Records from a collection of figures

═══

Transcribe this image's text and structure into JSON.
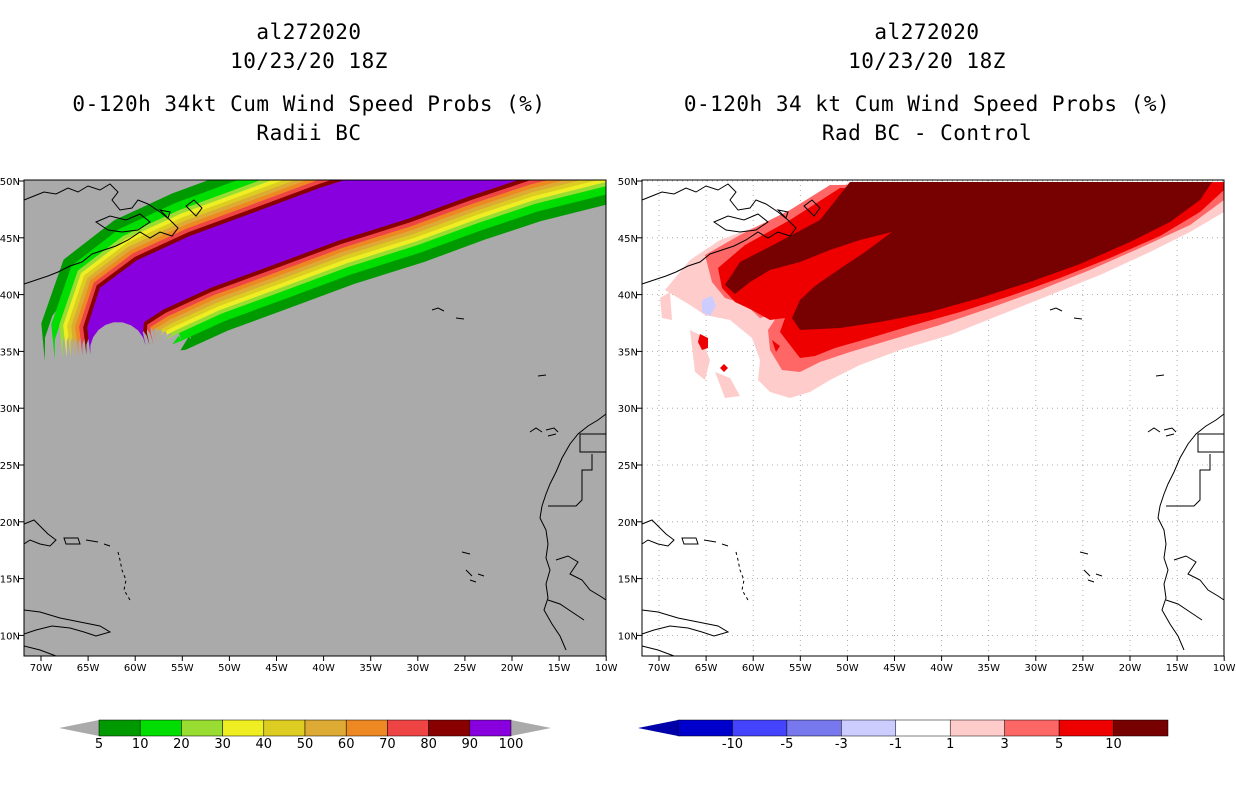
{
  "left_panel": {
    "storm_id": "al272020",
    "datetime": "10/23/20 18Z",
    "title": "0-120h 34kt Cum Wind Speed Probs (%)",
    "subtitle": "Radii BC",
    "background_color": "#aaaaaa",
    "colorbar": {
      "labels": [
        "5",
        "10",
        "20",
        "30",
        "40",
        "50",
        "60",
        "70",
        "80",
        "90",
        "100"
      ],
      "colors": [
        "#009900",
        "#00dd00",
        "#99dd33",
        "#eeee22",
        "#ddcc22",
        "#ddaa33",
        "#ee8822",
        "#ee4444",
        "#880000",
        "#8800dd"
      ],
      "end_color": "#aaaaaa"
    },
    "prob_bands": [
      {
        "label": "5",
        "color": "#009900"
      },
      {
        "label": "10",
        "color": "#00dd00"
      },
      {
        "label": "20",
        "color": "#99dd33"
      },
      {
        "label": "30",
        "color": "#eeee22"
      },
      {
        "label": "40",
        "color": "#ddcc22"
      },
      {
        "label": "50",
        "color": "#ddaa33"
      },
      {
        "label": "60",
        "color": "#ee8822"
      },
      {
        "label": "70",
        "color": "#ee4444"
      },
      {
        "label": "80",
        "color": "#880000"
      },
      {
        "label": "90",
        "color": "#8800dd"
      }
    ]
  },
  "right_panel": {
    "storm_id": "al272020",
    "datetime": "10/23/20 18Z",
    "title": "0-120h 34 kt Cum Wind Speed Probs (%)",
    "subtitle": "Rad BC - Control",
    "background_color": "#ffffff",
    "colorbar": {
      "labels": [
        "-10",
        "-5",
        "-3",
        "-1",
        "1",
        "3",
        "5",
        "10"
      ],
      "colors": [
        "#0000cc",
        "#4444ff",
        "#7777ee",
        "#ccccff",
        "#ffffff",
        "#ffcccc",
        "#ff6666",
        "#ee0000",
        "#770000"
      ],
      "start_color": "#0000aa",
      "end_color": "#770000"
    }
  },
  "axes": {
    "lon_labels": [
      "70W",
      "65W",
      "60W",
      "55W",
      "50W",
      "45W",
      "40W",
      "35W",
      "30W",
      "25W",
      "20W",
      "15W",
      "10W"
    ],
    "lat_labels": [
      "50N",
      "45N",
      "40N",
      "35N",
      "30N",
      "25N",
      "20N",
      "15N",
      "10N"
    ]
  }
}
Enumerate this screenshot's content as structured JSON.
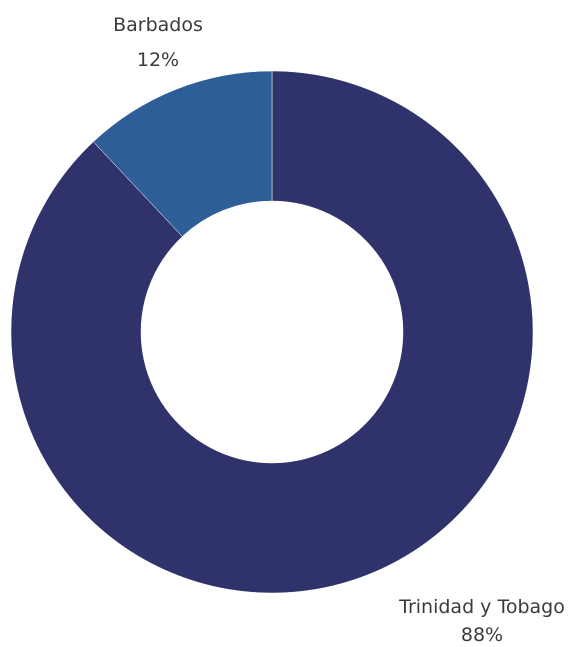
{
  "chart_data": {
    "type": "pie",
    "donut": true,
    "slices": [
      {
        "label": "Trinidad y Tobago",
        "value": 88,
        "value_label": "88%",
        "color": "#30336b"
      },
      {
        "label": "Barbados",
        "value": 12,
        "value_label": "12%",
        "color": "#2d5e97"
      }
    ]
  }
}
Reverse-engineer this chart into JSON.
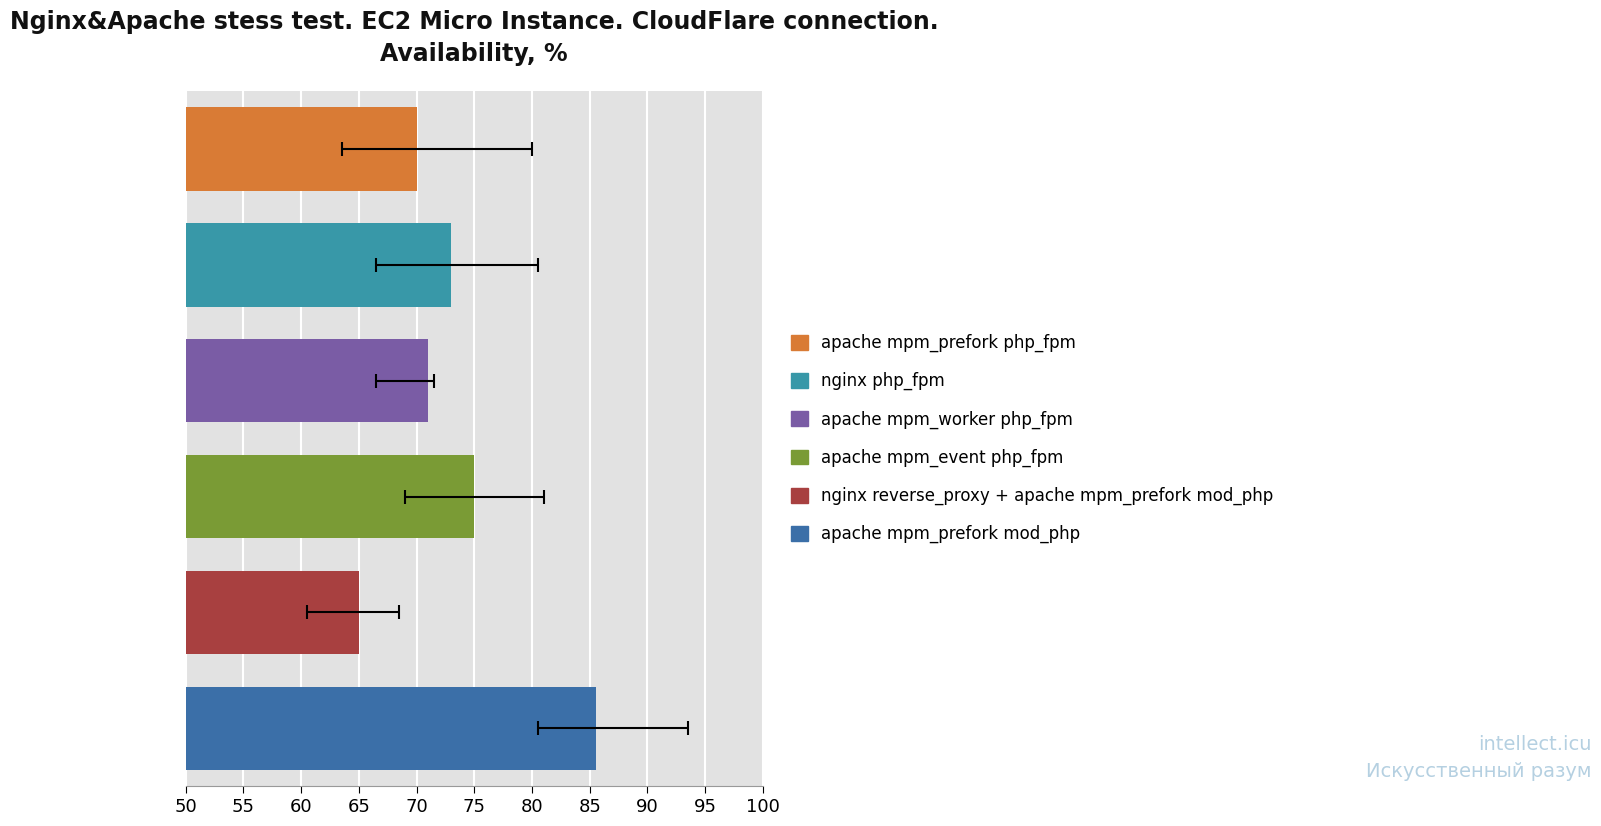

═══

Task instructions =>
Extract, character for character, every line from the one that holds "Enumerate this screenshot's" through the end of the entries above. Include both boundary lines and no pictures.

Solution below =>
Enumerate this screenshot's content as structured JSON.
{
  "chart_data": {
    "type": "pie",
    "donut": true,
    "slices": [
      {
        "label": "Trinidad y Tobago",
        "value": 88,
        "value_label": "88%",
        "color": "#30336b"
      },
      {
        "label": "Barbados",
        "value": 12,
        "value_label": "12%",
        "color": "#2d5e97"
      }
    ]
  }
}
Reverse-engineer this chart into JSON.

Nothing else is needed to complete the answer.